- Records to process -
--- BEGIN ---

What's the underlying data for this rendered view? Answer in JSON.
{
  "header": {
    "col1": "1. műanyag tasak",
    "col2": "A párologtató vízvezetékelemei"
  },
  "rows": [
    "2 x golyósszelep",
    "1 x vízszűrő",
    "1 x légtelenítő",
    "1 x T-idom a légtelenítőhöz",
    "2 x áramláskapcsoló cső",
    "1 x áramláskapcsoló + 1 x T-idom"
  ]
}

--- END ---

- Aim of the task -
Retype the whole listing, matching it exactly.

- Output of the task -
What's the underlying data for this rendered view? Answer in JSON.
{
  "header": {
    "col1": "1. műanyag tasak",
    "col2": "A párologtató vízvezetékelemei"
  },
  "rows": [
    "2 x golyósszelep",
    "1 x vízszűrő",
    "1 x légtelenítő",
    "1 x T-idom a légtelenítőhöz",
    "2 x áramláskapcsoló cső",
    "1 x áramláskapcsoló + 1 x T-idom"
  ]
}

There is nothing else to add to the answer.